Reproduce the listing below verbatim, keeping every line unchanged.

[Stored items]
■ ■ ■ ■ ■

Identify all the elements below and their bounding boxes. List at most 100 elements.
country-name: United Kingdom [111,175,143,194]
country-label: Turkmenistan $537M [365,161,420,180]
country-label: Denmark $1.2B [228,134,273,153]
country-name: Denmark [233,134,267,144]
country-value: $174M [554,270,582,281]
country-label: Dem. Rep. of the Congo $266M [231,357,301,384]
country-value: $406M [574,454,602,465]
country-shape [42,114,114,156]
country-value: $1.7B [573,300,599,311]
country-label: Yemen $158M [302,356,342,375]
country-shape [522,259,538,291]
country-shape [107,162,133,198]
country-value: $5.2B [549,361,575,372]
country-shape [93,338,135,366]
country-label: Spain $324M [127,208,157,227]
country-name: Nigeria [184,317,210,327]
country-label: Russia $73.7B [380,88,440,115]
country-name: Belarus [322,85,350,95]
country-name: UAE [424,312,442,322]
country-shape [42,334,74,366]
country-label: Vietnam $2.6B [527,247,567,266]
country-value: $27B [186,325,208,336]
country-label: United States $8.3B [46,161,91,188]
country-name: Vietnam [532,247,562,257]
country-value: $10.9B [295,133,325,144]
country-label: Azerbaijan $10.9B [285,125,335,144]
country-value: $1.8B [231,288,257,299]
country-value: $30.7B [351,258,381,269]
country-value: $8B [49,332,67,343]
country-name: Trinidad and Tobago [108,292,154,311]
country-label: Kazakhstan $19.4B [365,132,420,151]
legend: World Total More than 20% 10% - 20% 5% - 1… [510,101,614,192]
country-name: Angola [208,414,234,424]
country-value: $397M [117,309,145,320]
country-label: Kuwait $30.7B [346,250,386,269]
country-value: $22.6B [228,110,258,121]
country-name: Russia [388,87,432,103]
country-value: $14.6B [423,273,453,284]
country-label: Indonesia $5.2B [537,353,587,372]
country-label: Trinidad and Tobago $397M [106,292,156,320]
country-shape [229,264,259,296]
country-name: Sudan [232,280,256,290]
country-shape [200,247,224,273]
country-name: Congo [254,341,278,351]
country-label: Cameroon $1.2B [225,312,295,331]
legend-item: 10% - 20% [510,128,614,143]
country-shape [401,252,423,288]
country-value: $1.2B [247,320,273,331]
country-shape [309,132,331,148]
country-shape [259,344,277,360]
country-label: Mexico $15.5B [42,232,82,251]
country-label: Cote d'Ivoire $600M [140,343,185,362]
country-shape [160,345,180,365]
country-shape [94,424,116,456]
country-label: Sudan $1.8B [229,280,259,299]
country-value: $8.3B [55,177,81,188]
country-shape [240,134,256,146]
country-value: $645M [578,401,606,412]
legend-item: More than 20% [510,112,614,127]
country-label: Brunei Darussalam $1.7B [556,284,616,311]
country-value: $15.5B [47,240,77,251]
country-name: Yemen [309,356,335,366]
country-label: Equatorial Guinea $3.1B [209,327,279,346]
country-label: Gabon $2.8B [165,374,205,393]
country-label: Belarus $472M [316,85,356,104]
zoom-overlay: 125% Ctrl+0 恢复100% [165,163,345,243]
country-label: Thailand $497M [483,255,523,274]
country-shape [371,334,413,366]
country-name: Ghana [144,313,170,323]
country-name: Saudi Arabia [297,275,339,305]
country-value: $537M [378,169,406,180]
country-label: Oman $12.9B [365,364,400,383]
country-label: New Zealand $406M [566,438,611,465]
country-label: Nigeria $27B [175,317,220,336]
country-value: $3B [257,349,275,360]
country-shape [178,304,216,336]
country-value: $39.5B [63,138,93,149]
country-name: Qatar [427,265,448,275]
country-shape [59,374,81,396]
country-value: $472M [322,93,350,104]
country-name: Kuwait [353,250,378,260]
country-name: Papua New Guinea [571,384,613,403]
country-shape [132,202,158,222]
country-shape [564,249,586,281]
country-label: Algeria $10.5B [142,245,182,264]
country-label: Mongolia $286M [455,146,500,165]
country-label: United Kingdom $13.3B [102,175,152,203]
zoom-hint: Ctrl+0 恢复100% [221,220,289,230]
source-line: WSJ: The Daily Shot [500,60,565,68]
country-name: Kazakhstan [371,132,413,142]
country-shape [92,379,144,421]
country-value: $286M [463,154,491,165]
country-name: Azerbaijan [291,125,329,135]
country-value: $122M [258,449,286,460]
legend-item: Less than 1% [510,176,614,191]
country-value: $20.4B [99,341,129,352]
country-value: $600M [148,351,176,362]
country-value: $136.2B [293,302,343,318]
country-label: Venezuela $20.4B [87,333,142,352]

■ ■ ■ ■ ■

Response to this exercise →
Identify all the elements below and their bounding boxes. List at most 100 elements.
country-name: United Kingdom [111,175,143,194]
country-label: Turkmenistan $537M [365,161,420,180]
country-label: Denmark $1.2B [228,134,273,153]
country-name: Denmark [233,134,267,144]
country-value: $174M [554,270,582,281]
country-label: Dem. Rep. of the Congo $266M [231,357,301,384]
country-value: $406M [574,454,602,465]
country-shape [42,114,114,156]
country-value: $1.7B [573,300,599,311]
country-label: Yemen $158M [302,356,342,375]
country-shape [522,259,538,291]
country-shape [107,162,133,198]
country-value: $5.2B [549,361,575,372]
country-shape [93,338,135,366]
country-label: Spain $324M [127,208,157,227]
country-name: Nigeria [184,317,210,327]
country-label: Russia $73.7B [380,88,440,115]
country-name: Belarus [322,85,350,95]
country-name: UAE [424,312,442,322]
country-shape [42,334,74,366]
country-label: Vietnam $2.6B [527,247,567,266]
country-value: $27B [186,325,208,336]
country-label: United States $8.3B [46,161,91,188]
country-name: Vietnam [532,247,562,257]
country-value: $10.9B [295,133,325,144]
country-label: Azerbaijan $10.9B [285,125,335,144]
country-value: $1.8B [231,288,257,299]
country-value: $30.7B [351,258,381,269]
country-value: $8B [49,332,67,343]
country-name: Trinidad and Tobago [108,292,154,311]
country-label: Kazakhstan $19.4B [365,132,420,151]
legend: World Total More than 20% 10% - 20% 5% - 1… [510,101,614,192]
country-name: Angola [208,414,234,424]
country-value: $397M [117,309,145,320]
country-label: Kuwait $30.7B [346,250,386,269]
country-value: $22.6B [228,110,258,121]
country-name: Russia [388,87,432,103]
country-value: $14.6B [423,273,453,284]
country-label: Indonesia $5.2B [537,353,587,372]
country-label: Trinidad and Tobago $397M [106,292,156,320]
country-shape [229,264,259,296]
country-name: Sudan [232,280,256,290]
country-shape [200,247,224,273]
country-name: Congo [254,341,278,351]
country-label: Cameroon $1.2B [225,312,295,331]
legend-item: 10% - 20% [510,128,614,143]
country-shape [401,252,423,288]
country-value: $1.2B [247,320,273,331]
country-shape [309,132,331,148]
country-shape [259,344,277,360]
country-label: Mexico $15.5B [42,232,82,251]
country-label: Cote d'Ivoire $600M [140,343,185,362]
country-shape [160,345,180,365]
country-shape [94,424,116,456]
country-label: Sudan $1.8B [229,280,259,299]
country-value: $8.3B [55,177,81,188]
country-shape [240,134,256,146]
country-value: $645M [578,401,606,412]
legend-item: More than 20% [510,112,614,127]
country-label: Brunei Darussalam $1.7B [556,284,616,311]
country-value: $15.5B [47,240,77,251]
country-name: Yemen [309,356,335,366]
country-label: Equatorial Guinea $3.1B [209,327,279,346]
country-label: Gabon $2.8B [165,374,205,393]
country-label: Belarus $472M [316,85,356,104]
zoom-overlay: 125% Ctrl+0 恢复100% [165,163,345,243]
country-label: Thailand $497M [483,255,523,274]
country-shape [371,334,413,366]
country-name: Ghana [144,313,170,323]
country-name: Saudi Arabia [297,275,339,305]
country-value: $537M [378,169,406,180]
country-label: Oman $12.9B [365,364,400,383]
country-label: New Zealand $406M [566,438,611,465]
country-label: Nigeria $27B [175,317,220,336]
country-value: $3B [257,349,275,360]
country-shape [178,304,216,336]
country-value: $39.5B [63,138,93,149]
country-name: Qatar [427,265,448,275]
country-shape [59,374,81,396]
country-value: $472M [322,93,350,104]
country-name: Kuwait [353,250,378,260]
country-name: Papua New Guinea [571,384,613,403]
country-shape [132,202,158,222]
country-shape [564,249,586,281]
country-label: Algeria $10.5B [142,245,182,264]
country-label: Mongolia $286M [455,146,500,165]
country-label: United Kingdom $13.3B [102,175,152,203]
zoom-hint: Ctrl+0 恢复100% [221,220,289,230]
source-line: WSJ: The Daily Shot [500,60,565,68]
country-name: Kazakhstan [371,132,413,142]
country-shape [92,379,144,421]
country-value: $286M [463,154,491,165]
country-name: Azerbaijan [291,125,329,135]
country-value: $122M [258,449,286,460]
legend-item: Less than 1% [510,176,614,191]
country-value: $20.4B [99,341,129,352]
country-value: $600M [148,351,176,362]
country-value: $136.2B [293,302,343,318]
country-label: Venezuela $20.4B [87,333,142,352]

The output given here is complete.